(PROVIDED RECORDS):
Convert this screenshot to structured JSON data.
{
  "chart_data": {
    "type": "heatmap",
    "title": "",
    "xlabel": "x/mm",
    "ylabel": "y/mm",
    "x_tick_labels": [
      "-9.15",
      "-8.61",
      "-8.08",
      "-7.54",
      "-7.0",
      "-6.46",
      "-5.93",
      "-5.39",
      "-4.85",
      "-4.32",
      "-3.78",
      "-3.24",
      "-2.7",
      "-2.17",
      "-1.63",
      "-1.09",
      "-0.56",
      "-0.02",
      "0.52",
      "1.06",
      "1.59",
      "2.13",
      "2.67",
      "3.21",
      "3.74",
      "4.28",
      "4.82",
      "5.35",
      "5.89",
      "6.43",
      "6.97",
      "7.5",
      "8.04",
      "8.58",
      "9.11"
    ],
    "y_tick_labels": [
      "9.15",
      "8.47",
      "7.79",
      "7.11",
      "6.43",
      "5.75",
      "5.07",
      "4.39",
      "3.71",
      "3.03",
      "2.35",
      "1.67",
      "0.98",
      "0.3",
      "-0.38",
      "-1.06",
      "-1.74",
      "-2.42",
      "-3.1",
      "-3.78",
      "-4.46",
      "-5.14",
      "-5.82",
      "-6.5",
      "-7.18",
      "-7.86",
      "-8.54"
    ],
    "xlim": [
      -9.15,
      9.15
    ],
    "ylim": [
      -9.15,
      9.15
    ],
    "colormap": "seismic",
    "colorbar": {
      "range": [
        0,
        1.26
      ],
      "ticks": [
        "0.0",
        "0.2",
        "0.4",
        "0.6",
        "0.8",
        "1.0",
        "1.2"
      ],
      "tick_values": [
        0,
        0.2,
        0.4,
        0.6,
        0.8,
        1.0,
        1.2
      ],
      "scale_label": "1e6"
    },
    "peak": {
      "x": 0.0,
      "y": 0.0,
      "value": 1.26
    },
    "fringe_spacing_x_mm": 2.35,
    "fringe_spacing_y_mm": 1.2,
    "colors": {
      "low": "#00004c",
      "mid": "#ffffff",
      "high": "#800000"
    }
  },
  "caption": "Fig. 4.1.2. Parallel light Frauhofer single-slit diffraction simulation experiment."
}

(OBJECTIVE): Copy all the entries verbatim.

(OUTPUT FOR THIS EXERCISE):
Convert this screenshot to structured JSON data.
{
  "chart_data": {
    "type": "heatmap",
    "title": "",
    "xlabel": "x/mm",
    "ylabel": "y/mm",
    "x_tick_labels": [
      "-9.15",
      "-8.61",
      "-8.08",
      "-7.54",
      "-7.0",
      "-6.46",
      "-5.93",
      "-5.39",
      "-4.85",
      "-4.32",
      "-3.78",
      "-3.24",
      "-2.7",
      "-2.17",
      "-1.63",
      "-1.09",
      "-0.56",
      "-0.02",
      "0.52",
      "1.06",
      "1.59",
      "2.13",
      "2.67",
      "3.21",
      "3.74",
      "4.28",
      "4.82",
      "5.35",
      "5.89",
      "6.43",
      "6.97",
      "7.5",
      "8.04",
      "8.58",
      "9.11"
    ],
    "y_tick_labels": [
      "9.15",
      "8.47",
      "7.79",
      "7.11",
      "6.43",
      "5.75",
      "5.07",
      "4.39",
      "3.71",
      "3.03",
      "2.35",
      "1.67",
      "0.98",
      "0.3",
      "-0.38",
      "-1.06",
      "-1.74",
      "-2.42",
      "-3.1",
      "-3.78",
      "-4.46",
      "-5.14",
      "-5.82",
      "-6.5",
      "-7.18",
      "-7.86",
      "-8.54"
    ],
    "xlim": [
      -9.15,
      9.15
    ],
    "ylim": [
      -9.15,
      9.15
    ],
    "colormap": "seismic",
    "colorbar": {
      "range": [
        0,
        1.26
      ],
      "ticks": [
        "0.0",
        "0.2",
        "0.4",
        "0.6",
        "0.8",
        "1.0",
        "1.2"
      ],
      "tick_values": [
        0,
        0.2,
        0.4,
        0.6,
        0.8,
        1.0,
        1.2
      ],
      "scale_label": "1e6"
    },
    "peak": {
      "x": 0.0,
      "y": 0.0,
      "value": 1.26
    },
    "fringe_spacing_x_mm": 2.35,
    "fringe_spacing_y_mm": 1.2,
    "colors": {
      "low": "#00004c",
      "mid": "#ffffff",
      "high": "#800000"
    }
  },
  "caption": "Fig. 4.1.2. Parallel light Frauhofer single-slit diffraction simulation experiment."
}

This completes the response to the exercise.